Data entries for graphics
>>>

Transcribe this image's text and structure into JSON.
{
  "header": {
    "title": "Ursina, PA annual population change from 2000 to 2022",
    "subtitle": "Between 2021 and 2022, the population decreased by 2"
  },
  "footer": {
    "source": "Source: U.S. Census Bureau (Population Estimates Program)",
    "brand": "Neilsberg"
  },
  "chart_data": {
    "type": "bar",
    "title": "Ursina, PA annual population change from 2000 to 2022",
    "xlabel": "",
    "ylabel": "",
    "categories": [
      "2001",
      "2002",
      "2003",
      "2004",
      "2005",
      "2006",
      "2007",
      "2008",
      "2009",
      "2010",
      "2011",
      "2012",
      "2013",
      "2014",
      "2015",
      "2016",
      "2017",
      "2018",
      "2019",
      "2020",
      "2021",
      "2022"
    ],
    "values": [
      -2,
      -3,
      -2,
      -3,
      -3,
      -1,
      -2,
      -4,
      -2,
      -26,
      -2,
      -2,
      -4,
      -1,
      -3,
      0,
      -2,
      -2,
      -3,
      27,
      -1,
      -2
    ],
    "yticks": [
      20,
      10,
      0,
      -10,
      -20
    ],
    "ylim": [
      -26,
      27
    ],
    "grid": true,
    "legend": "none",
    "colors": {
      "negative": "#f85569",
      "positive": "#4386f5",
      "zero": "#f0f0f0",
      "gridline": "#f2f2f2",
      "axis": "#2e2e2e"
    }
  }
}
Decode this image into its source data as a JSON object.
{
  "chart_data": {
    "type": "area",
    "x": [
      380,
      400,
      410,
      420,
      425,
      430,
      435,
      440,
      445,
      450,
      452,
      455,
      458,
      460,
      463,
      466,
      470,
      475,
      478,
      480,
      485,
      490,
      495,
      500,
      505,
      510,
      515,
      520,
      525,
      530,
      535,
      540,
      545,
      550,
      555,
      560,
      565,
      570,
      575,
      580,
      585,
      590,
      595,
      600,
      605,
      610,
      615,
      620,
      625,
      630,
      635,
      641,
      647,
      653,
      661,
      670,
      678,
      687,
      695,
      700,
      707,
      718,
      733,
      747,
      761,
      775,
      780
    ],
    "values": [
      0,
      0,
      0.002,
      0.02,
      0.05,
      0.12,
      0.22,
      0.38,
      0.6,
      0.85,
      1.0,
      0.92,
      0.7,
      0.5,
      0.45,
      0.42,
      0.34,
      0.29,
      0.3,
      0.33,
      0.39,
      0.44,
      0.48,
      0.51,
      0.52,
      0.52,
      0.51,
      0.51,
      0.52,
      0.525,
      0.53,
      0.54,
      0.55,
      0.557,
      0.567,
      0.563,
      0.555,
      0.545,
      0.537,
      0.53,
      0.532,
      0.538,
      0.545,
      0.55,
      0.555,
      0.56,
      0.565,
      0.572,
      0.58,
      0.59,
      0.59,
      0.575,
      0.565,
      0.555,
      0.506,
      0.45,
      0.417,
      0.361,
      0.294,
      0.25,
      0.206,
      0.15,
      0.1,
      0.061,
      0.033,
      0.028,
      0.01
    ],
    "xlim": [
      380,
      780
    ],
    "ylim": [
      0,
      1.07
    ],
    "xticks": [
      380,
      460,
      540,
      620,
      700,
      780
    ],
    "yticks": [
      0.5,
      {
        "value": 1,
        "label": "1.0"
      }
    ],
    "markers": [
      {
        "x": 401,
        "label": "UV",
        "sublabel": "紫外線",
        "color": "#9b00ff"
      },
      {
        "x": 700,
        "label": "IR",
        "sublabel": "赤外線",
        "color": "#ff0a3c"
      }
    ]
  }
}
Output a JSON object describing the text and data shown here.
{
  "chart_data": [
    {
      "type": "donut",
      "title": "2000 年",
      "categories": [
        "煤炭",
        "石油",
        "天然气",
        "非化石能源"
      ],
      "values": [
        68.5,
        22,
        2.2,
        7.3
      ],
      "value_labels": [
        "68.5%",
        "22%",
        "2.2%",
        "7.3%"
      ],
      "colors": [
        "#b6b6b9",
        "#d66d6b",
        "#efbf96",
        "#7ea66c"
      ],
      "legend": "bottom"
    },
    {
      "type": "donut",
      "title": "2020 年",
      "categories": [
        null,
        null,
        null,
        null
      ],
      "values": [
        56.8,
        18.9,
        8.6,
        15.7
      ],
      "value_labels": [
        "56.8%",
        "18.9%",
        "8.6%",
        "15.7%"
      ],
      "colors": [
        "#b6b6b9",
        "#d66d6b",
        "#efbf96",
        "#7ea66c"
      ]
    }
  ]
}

<<<

### Problem description:
Repeat the records above exactly, leaving none out.

### Response:
Transcribe this image's text and structure into JSON.
{
  "header": {
    "title": "Ursina, PA annual population change from 2000 to 2022",
    "subtitle": "Between 2021 and 2022, the population decreased by 2"
  },
  "footer": {
    "source": "Source: U.S. Census Bureau (Population Estimates Program)",
    "brand": "Neilsberg"
  },
  "chart_data": {
    "type": "bar",
    "title": "Ursina, PA annual population change from 2000 to 2022",
    "xlabel": "",
    "ylabel": "",
    "categories": [
      "2001",
      "2002",
      "2003",
      "2004",
      "2005",
      "2006",
      "2007",
      "2008",
      "2009",
      "2010",
      "2011",
      "2012",
      "2013",
      "2014",
      "2015",
      "2016",
      "2017",
      "2018",
      "2019",
      "2020",
      "2021",
      "2022"
    ],
    "values": [
      -2,
      -3,
      -2,
      -3,
      -3,
      -1,
      -2,
      -4,
      -2,
      -26,
      -2,
      -2,
      -4,
      -1,
      -3,
      0,
      -2,
      -2,
      -3,
      27,
      -1,
      -2
    ],
    "yticks": [
      20,
      10,
      0,
      -10,
      -20
    ],
    "ylim": [
      -26,
      27
    ],
    "grid": true,
    "legend": "none",
    "colors": {
      "negative": "#f85569",
      "positive": "#4386f5",
      "zero": "#f0f0f0",
      "gridline": "#f2f2f2",
      "axis": "#2e2e2e"
    }
  }
}
Decode this image into its source data as a JSON object.
{
  "chart_data": {
    "type": "area",
    "x": [
      380,
      400,
      410,
      420,
      425,
      430,
      435,
      440,
      445,
      450,
      452,
      455,
      458,
      460,
      463,
      466,
      470,
      475,
      478,
      480,
      485,
      490,
      495,
      500,
      505,
      510,
      515,
      520,
      525,
      530,
      535,
      540,
      545,
      550,
      555,
      560,
      565,
      570,
      575,
      580,
      585,
      590,
      595,
      600,
      605,
      610,
      615,
      620,
      625,
      630,
      635,
      641,
      647,
      653,
      661,
      670,
      678,
      687,
      695,
      700,
      707,
      718,
      733,
      747,
      761,
      775,
      780
    ],
    "values": [
      0,
      0,
      0.002,
      0.02,
      0.05,
      0.12,
      0.22,
      0.38,
      0.6,
      0.85,
      1.0,
      0.92,
      0.7,
      0.5,
      0.45,
      0.42,
      0.34,
      0.29,
      0.3,
      0.33,
      0.39,
      0.44,
      0.48,
      0.51,
      0.52,
      0.52,
      0.51,
      0.51,
      0.52,
      0.525,
      0.53,
      0.54,
      0.55,
      0.557,
      0.567,
      0.563,
      0.555,
      0.545,
      0.537,
      0.53,
      0.532,
      0.538,
      0.545,
      0.55,
      0.555,
      0.56,
      0.565,
      0.572,
      0.58,
      0.59,
      0.59,
      0.575,
      0.565,
      0.555,
      0.506,
      0.45,
      0.417,
      0.361,
      0.294,
      0.25,
      0.206,
      0.15,
      0.1,
      0.061,
      0.033,
      0.028,
      0.01
    ],
    "xlim": [
      380,
      780
    ],
    "ylim": [
      0,
      1.07
    ],
    "xticks": [
      380,
      460,
      540,
      620,
      700,
      780
    ],
    "yticks": [
      0.5,
      {
        "value": 1,
        "label": "1.0"
      }
    ],
    "markers": [
      {
        "x": 401,
        "label": "UV",
        "sublabel": "紫外線",
        "color": "#9b00ff"
      },
      {
        "x": 700,
        "label": "IR",
        "sublabel": "赤外線",
        "color": "#ff0a3c"
      }
    ]
  }
}
Output a JSON object describing the text and data shown here.
{
  "chart_data": [
    {
      "type": "donut",
      "title": "2000 年",
      "categories": [
        "煤炭",
        "石油",
        "天然气",
        "非化石能源"
      ],
      "values": [
        68.5,
        22,
        2.2,
        7.3
      ],
      "value_labels": [
        "68.5%",
        "22%",
        "2.2%",
        "7.3%"
      ],
      "colors": [
        "#b6b6b9",
        "#d66d6b",
        "#efbf96",
        "#7ea66c"
      ],
      "legend": "bottom"
    },
    {
      "type": "donut",
      "title": "2020 年",
      "categories": [
        null,
        null,
        null,
        null
      ],
      "values": [
        56.8,
        18.9,
        8.6,
        15.7
      ],
      "value_labels": [
        "56.8%",
        "18.9%",
        "8.6%",
        "15.7%"
      ],
      "colors": [
        "#b6b6b9",
        "#d66d6b",
        "#efbf96",
        "#7ea66c"
      ]
    }
  ]
}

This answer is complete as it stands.